◆ Supplied material ◆
-- Begin --

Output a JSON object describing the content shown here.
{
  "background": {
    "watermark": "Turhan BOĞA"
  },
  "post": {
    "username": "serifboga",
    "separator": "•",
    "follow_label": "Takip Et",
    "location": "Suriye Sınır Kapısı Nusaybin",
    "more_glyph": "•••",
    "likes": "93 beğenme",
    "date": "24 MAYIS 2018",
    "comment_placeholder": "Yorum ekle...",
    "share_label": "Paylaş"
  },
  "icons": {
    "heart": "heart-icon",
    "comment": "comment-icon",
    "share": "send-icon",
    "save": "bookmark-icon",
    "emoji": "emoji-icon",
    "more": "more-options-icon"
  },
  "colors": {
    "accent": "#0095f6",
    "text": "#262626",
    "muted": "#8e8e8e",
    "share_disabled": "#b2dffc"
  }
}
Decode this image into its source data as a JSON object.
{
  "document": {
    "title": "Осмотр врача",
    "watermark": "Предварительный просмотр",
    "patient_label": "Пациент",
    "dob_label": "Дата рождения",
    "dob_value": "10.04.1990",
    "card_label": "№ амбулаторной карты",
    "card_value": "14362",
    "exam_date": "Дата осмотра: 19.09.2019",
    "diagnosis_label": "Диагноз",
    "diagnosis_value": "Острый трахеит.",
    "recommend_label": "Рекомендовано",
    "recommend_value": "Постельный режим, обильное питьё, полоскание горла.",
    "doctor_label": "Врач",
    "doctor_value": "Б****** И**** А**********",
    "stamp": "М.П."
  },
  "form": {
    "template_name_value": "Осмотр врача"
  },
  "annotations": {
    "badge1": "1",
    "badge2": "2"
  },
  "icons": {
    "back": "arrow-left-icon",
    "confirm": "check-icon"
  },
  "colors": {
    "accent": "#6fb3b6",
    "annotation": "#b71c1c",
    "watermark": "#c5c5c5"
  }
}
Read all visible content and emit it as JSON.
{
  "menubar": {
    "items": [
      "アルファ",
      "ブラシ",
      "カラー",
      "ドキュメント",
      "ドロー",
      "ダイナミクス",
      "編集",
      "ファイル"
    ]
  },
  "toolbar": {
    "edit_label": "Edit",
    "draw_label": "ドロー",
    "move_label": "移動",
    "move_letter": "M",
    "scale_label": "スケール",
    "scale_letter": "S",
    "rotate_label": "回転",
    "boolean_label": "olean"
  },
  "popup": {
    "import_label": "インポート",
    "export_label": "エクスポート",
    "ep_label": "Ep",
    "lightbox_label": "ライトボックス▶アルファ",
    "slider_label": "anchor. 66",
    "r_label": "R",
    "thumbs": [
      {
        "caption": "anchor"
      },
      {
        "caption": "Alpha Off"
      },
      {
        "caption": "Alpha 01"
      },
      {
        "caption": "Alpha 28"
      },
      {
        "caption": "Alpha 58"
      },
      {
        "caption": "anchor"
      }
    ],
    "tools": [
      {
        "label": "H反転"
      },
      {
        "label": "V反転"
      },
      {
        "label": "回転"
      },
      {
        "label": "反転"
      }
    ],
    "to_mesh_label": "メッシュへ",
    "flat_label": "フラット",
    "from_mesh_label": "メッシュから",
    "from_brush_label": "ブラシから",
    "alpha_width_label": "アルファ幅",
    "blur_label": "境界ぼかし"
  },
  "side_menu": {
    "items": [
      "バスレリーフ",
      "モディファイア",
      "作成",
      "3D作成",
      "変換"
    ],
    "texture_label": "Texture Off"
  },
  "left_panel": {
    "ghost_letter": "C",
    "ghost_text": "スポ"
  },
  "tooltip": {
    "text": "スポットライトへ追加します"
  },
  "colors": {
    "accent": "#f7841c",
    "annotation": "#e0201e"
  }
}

-- End --

◆ Exercise brief ◆
Nothing should be left out: repeat all of the data exactly.

◆ Correct result ◆
Output a JSON object describing the content shown here.
{
  "background": {
    "watermark": "Turhan BOĞA"
  },
  "post": {
    "username": "serifboga",
    "separator": "•",
    "follow_label": "Takip Et",
    "location": "Suriye Sınır Kapısı Nusaybin",
    "more_glyph": "•••",
    "likes": "93 beğenme",
    "date": "24 MAYIS 2018",
    "comment_placeholder": "Yorum ekle...",
    "share_label": "Paylaş"
  },
  "icons": {
    "heart": "heart-icon",
    "comment": "comment-icon",
    "share": "send-icon",
    "save": "bookmark-icon",
    "emoji": "emoji-icon",
    "more": "more-options-icon"
  },
  "colors": {
    "accent": "#0095f6",
    "text": "#262626",
    "muted": "#8e8e8e",
    "share_disabled": "#b2dffc"
  }
}
Decode this image into its source data as a JSON object.
{
  "document": {
    "title": "Осмотр врача",
    "watermark": "Предварительный просмотр",
    "patient_label": "Пациент",
    "dob_label": "Дата рождения",
    "dob_value": "10.04.1990",
    "card_label": "№ амбулаторной карты",
    "card_value": "14362",
    "exam_date": "Дата осмотра: 19.09.2019",
    "diagnosis_label": "Диагноз",
    "diagnosis_value": "Острый трахеит.",
    "recommend_label": "Рекомендовано",
    "recommend_value": "Постельный режим, обильное питьё, полоскание горла.",
    "doctor_label": "Врач",
    "doctor_value": "Б****** И**** А**********",
    "stamp": "М.П."
  },
  "form": {
    "template_name_value": "Осмотр врача"
  },
  "annotations": {
    "badge1": "1",
    "badge2": "2"
  },
  "icons": {
    "back": "arrow-left-icon",
    "confirm": "check-icon"
  },
  "colors": {
    "accent": "#6fb3b6",
    "annotation": "#b71c1c",
    "watermark": "#c5c5c5"
  }
}
Read all visible content and emit it as JSON.
{
  "menubar": {
    "items": [
      "アルファ",
      "ブラシ",
      "カラー",
      "ドキュメント",
      "ドロー",
      "ダイナミクス",
      "編集",
      "ファイル"
    ]
  },
  "toolbar": {
    "edit_label": "Edit",
    "draw_label": "ドロー",
    "move_label": "移動",
    "move_letter": "M",
    "scale_label": "スケール",
    "scale_letter": "S",
    "rotate_label": "回転",
    "boolean_label": "olean"
  },
  "popup": {
    "import_label": "インポート",
    "export_label": "エクスポート",
    "ep_label": "Ep",
    "lightbox_label": "ライトボックス▶アルファ",
    "slider_label": "anchor. 66",
    "r_label": "R",
    "thumbs": [
      {
        "caption": "anchor"
      },
      {
        "caption": "Alpha Off"
      },
      {
        "caption": "Alpha 01"
      },
      {
        "caption": "Alpha 28"
      },
      {
        "caption": "Alpha 58"
      },
      {
        "caption": "anchor"
      }
    ],
    "tools": [
      {
        "label": "H反転"
      },
      {
        "label": "V反転"
      },
      {
        "label": "回転"
      },
      {
        "label": "反転"
      }
    ],
    "to_mesh_label": "メッシュへ",
    "flat_label": "フラット",
    "from_mesh_label": "メッシュから",
    "from_brush_label": "ブラシから",
    "alpha_width_label": "アルファ幅",
    "blur_label": "境界ぼかし"
  },
  "side_menu": {
    "items": [
      "バスレリーフ",
      "モディファイア",
      "作成",
      "3D作成",
      "変換"
    ],
    "texture_label": "Texture Off"
  },
  "left_panel": {
    "ghost_letter": "C",
    "ghost_text": "スポ"
  },
  "tooltip": {
    "text": "スポットライトへ追加します"
  },
  "colors": {
    "accent": "#f7841c",
    "annotation": "#e0201e"
  }
}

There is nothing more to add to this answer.